**Data entries**:

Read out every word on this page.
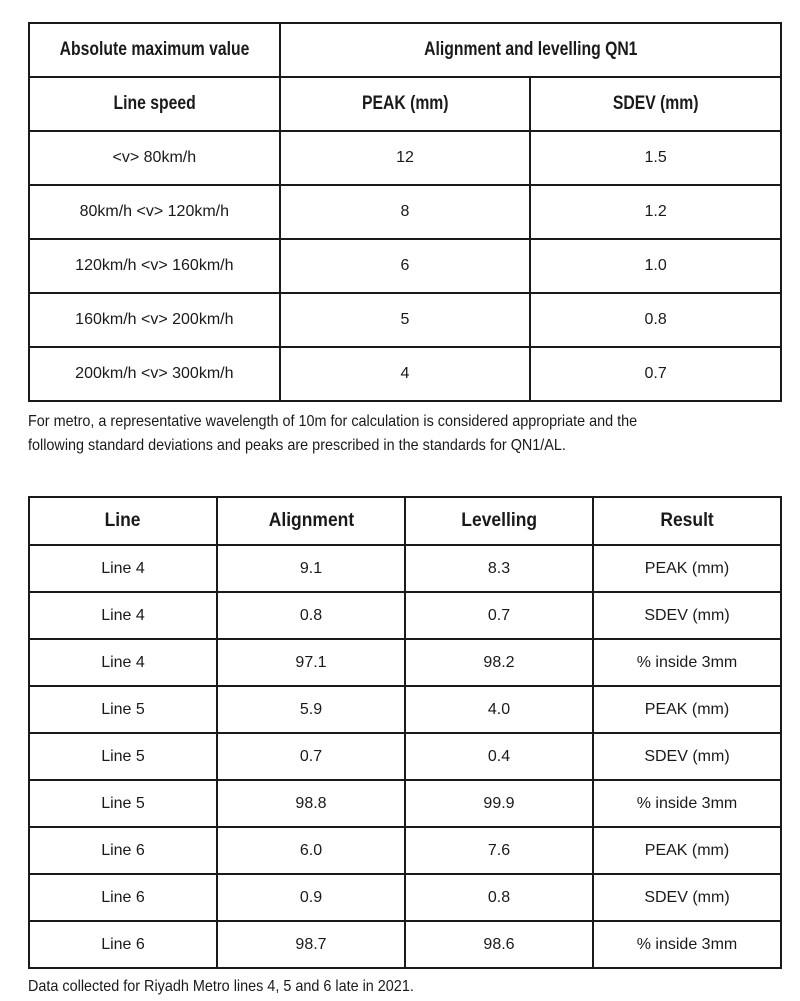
Absolute maximum value	Alignment and levelling QN1	
Line speed	PEAK (mm)	SDEV (mm)
<v> 80km/h	12	1.5
80km/h <v> 120km/h	8	1.2
120km/h <v> 160km/h	6	1.0
160km/h <v> 200km/h	5	0.8
200km/h <v> 300km/h	4	0.7
For metro, a representative wavelength of 10m for calculation is considered appropriate and the
following standard deviations and peaks are prescribed in the standards for QN1/AL.
Line	Alignment	Levelling	Result
Line 4	9.1	8.3	PEAK (mm)
Line 4	0.8	0.7	SDEV (mm)
Line 4	97.1	98.2	% inside 3mm
Line 5	5.9	4.0	PEAK (mm)
Line 5	0.7	0.4	SDEV (mm)
Line 5	98.8	99.9	% inside 3mm
Line 6	6.0	7.6	PEAK (mm)
Line 6	0.9	0.8	SDEV (mm)
Line 6	98.7	98.6	% inside 3mm

Data collected for Riyadh Metro lines 4, 5 and 6 late in 2021.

**Given request**: Pictures don't belong in the copy. Restate all the entries exactly.

**Answer to this problem**:
Read out every word on this page.
Absolute maximum value	Alignment and levelling QN1	
Line speed	PEAK (mm)	SDEV (mm)
<v> 80km/h	12	1.5
80km/h <v> 120km/h	8	1.2
120km/h <v> 160km/h	6	1.0
160km/h <v> 200km/h	5	0.8
200km/h <v> 300km/h	4	0.7
For metro, a representative wavelength of 10m for calculation is considered appropriate and the
following standard deviations and peaks are prescribed in the standards for QN1/AL.
Line	Alignment	Levelling	Result
Line 4	9.1	8.3	PEAK (mm)
Line 4	0.8	0.7	SDEV (mm)
Line 4	97.1	98.2	% inside 3mm
Line 5	5.9	4.0	PEAK (mm)
Line 5	0.7	0.4	SDEV (mm)
Line 5	98.8	99.9	% inside 3mm
Line 6	6.0	7.6	PEAK (mm)
Line 6	0.9	0.8	SDEV (mm)
Line 6	98.7	98.6	% inside 3mm

Data collected for Riyadh Metro lines 4, 5 and 6 late in 2021.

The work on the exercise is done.